Reproduce every row below character for character, but leave the pictures out of your answer.

§ **Data to use**:
"""

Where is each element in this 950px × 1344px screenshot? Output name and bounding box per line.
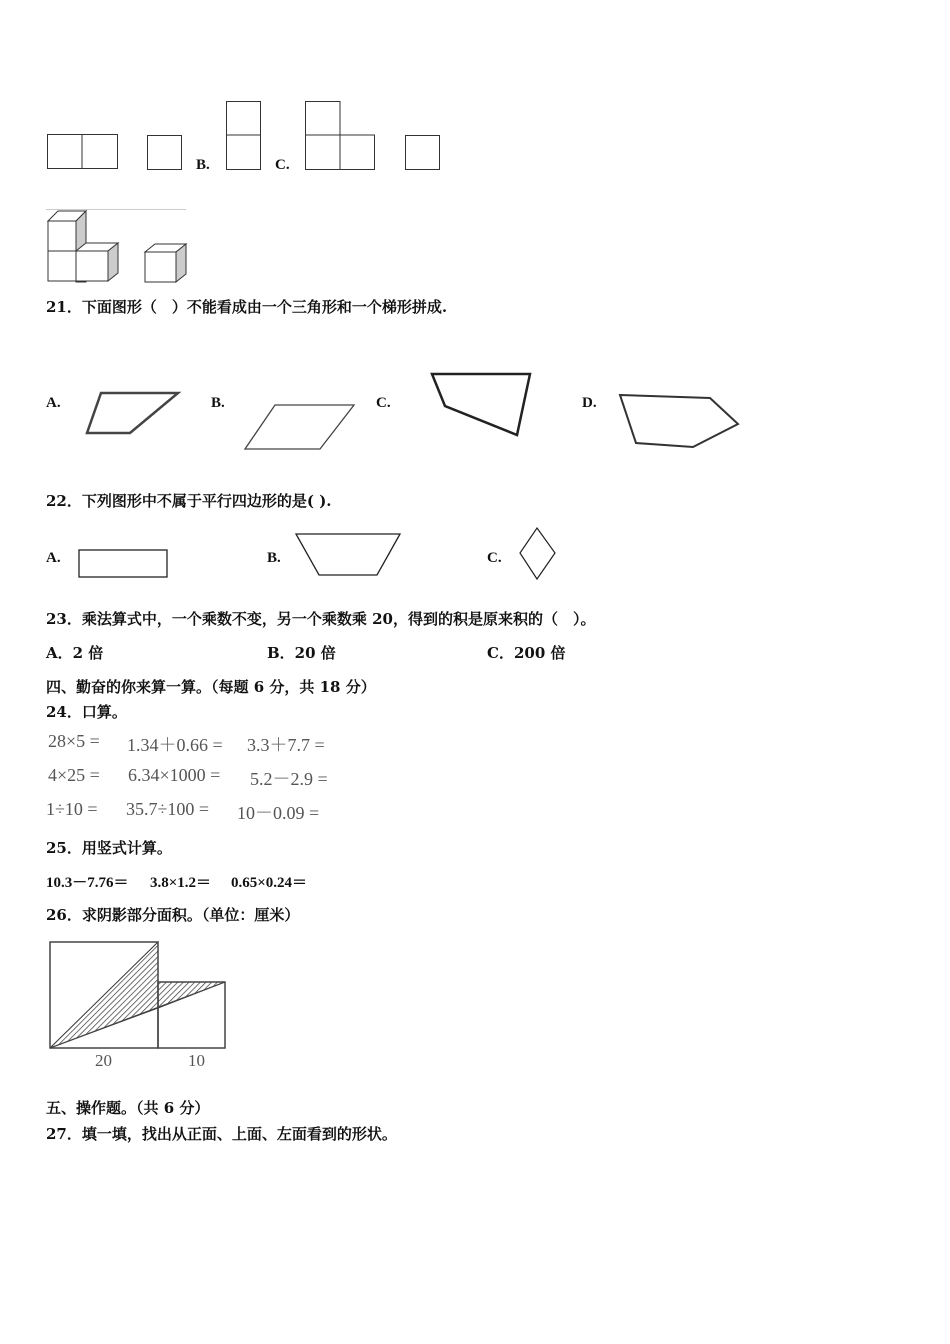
mental-calc-item: 1÷10 = [46,799,98,819]
dimension-label-10: 10 [188,1051,205,1070]
mental-calc-item: 10－0.09 = [237,803,320,823]
mental-calc-item: 28×5 = [48,731,100,751]
q23-option-b[interactable]: B．20 倍 [267,644,336,662]
view-figure-square-right [405,135,441,171]
q27-question: 27．填一填，找出从正面、上面、左面看到的形状。 [46,1125,397,1143]
q22-question: 22．下列图形中不属于平行四边形的是( ). [46,492,332,510]
view-figure-vertical-squares [226,101,262,171]
q26-question: 26．求阴影部分面积。（单位：厘米） [46,906,300,924]
mental-calc-item: 6.34×1000 = [128,765,221,785]
q21-option-c[interactable]: C. [376,395,391,411]
q22-option-c[interactable]: C. [487,550,502,566]
vertical-calc-item: 10.3－7.76＝ [46,875,129,891]
section-4-title: 四、勤奋的你来算一算。（每题 6 分，共 18 分） [46,678,376,696]
q23-option-c[interactable]: C．200 倍 [487,644,566,662]
mental-calc-item: 5.2－2.9 = [250,769,328,789]
q21-question: 21．下面图形（ ）不能看成由一个三角形和一个梯形拼成. [46,298,448,316]
view-figure-single-square [147,135,183,171]
q25-question: 25．用竖式计算。 [46,839,172,857]
q22-shape-a-rectangle [78,549,170,579]
view-figure-l-shape [305,101,377,171]
dimension-label-20: 20 [95,1051,112,1070]
mental-calc-item: 1.34＋0.66 = [127,735,223,755]
option-c-label: C. [275,157,290,173]
q23-option-a[interactable]: A．2 倍 [46,644,104,662]
view-figure-two-squares [47,134,119,170]
q22-option-b[interactable]: B. [267,550,281,566]
q21-shape-a-parallelogram [85,391,181,435]
q23-question: 23．乘法算式中，一个乘数不变，另一个乘数乘 20，得到的积是原来积的（ ）。 [46,610,596,628]
mental-calc-item: 35.7÷100 = [126,799,210,819]
q21-shape-b-parallelogram [243,403,357,451]
mental-calc-item: 4×25 = [48,765,100,785]
vertical-calc-item: 3.8×1.2＝ [150,875,212,891]
mental-calc-item: 3.3＋7.7 = [247,735,325,755]
option-b-label: B. [196,157,210,173]
q21-shape-d-pentagon [618,393,742,449]
cube-stack-figure [46,209,188,284]
q22-shape-b-trapezoid [294,532,404,578]
vertical-calc-item: 0.65×0.24＝ [231,875,308,891]
q21-option-b[interactable]: B. [211,395,225,411]
q21-shape-c-quadrilateral [430,372,534,438]
q21-option-a[interactable]: A. [46,395,61,411]
section-5-title: 五、操作题。（共 6 分） [46,1099,210,1117]
q22-option-a[interactable]: A. [46,550,61,566]
q24-question: 24．口算。 [46,703,127,721]
q22-shape-c-rhombus [519,527,557,581]
q21-option-d[interactable]: D. [582,395,597,411]
shaded-area-figure [46,938,230,1053]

"""

§ **Task output**:
Where is each element in this 950px × 1344px screenshot? Output name and bounding box per line.
mental-calc-item: 1÷10 = [46,799,98,819]
dimension-label-10: 10 [188,1051,205,1070]
mental-calc-item: 10－0.09 = [237,803,320,823]
mental-calc-item: 28×5 = [48,731,100,751]
q23-option-b[interactable]: B．20 倍 [267,644,336,662]
view-figure-square-right [405,135,441,171]
q27-question: 27．填一填，找出从正面、上面、左面看到的形状。 [46,1125,397,1143]
q22-question: 22．下列图形中不属于平行四边形的是( ). [46,492,332,510]
view-figure-vertical-squares [226,101,262,171]
q26-question: 26．求阴影部分面积。（单位：厘米） [46,906,300,924]
mental-calc-item: 6.34×1000 = [128,765,221,785]
q21-option-c[interactable]: C. [376,395,391,411]
q22-option-c[interactable]: C. [487,550,502,566]
vertical-calc-item: 10.3－7.76＝ [46,875,129,891]
section-4-title: 四、勤奋的你来算一算。（每题 6 分，共 18 分） [46,678,376,696]
q23-option-c[interactable]: C．200 倍 [487,644,566,662]
mental-calc-item: 5.2－2.9 = [250,769,328,789]
q21-question: 21．下面图形（ ）不能看成由一个三角形和一个梯形拼成. [46,298,448,316]
view-figure-single-square [147,135,183,171]
q25-question: 25．用竖式计算。 [46,839,172,857]
q22-shape-a-rectangle [78,549,170,579]
view-figure-l-shape [305,101,377,171]
dimension-label-20: 20 [95,1051,112,1070]
mental-calc-item: 1.34＋0.66 = [127,735,223,755]
option-c-label: C. [275,157,290,173]
q23-option-a[interactable]: A．2 倍 [46,644,104,662]
view-figure-two-squares [47,134,119,170]
q22-option-b[interactable]: B. [267,550,281,566]
q21-shape-a-parallelogram [85,391,181,435]
q23-question: 23．乘法算式中，一个乘数不变，另一个乘数乘 20，得到的积是原来积的（ ）。 [46,610,596,628]
mental-calc-item: 35.7÷100 = [126,799,210,819]
q21-shape-b-parallelogram [243,403,357,451]
mental-calc-item: 4×25 = [48,765,100,785]
vertical-calc-item: 3.8×1.2＝ [150,875,212,891]
mental-calc-item: 3.3＋7.7 = [247,735,325,755]
option-b-label: B. [196,157,210,173]
q21-shape-d-pentagon [618,393,742,449]
cube-stack-figure [46,209,188,284]
q22-shape-b-trapezoid [294,532,404,578]
vertical-calc-item: 0.65×0.24＝ [231,875,308,891]
q21-option-b[interactable]: B. [211,395,225,411]
q21-shape-c-quadrilateral [430,372,534,438]
q21-option-a[interactable]: A. [46,395,61,411]
section-5-title: 五、操作题。（共 6 分） [46,1099,210,1117]
q22-option-a[interactable]: A. [46,550,61,566]
q24-question: 24．口算。 [46,703,127,721]
q22-shape-c-rhombus [519,527,557,581]
q21-option-d[interactable]: D. [582,395,597,411]
shaded-area-figure [46,938,230,1053]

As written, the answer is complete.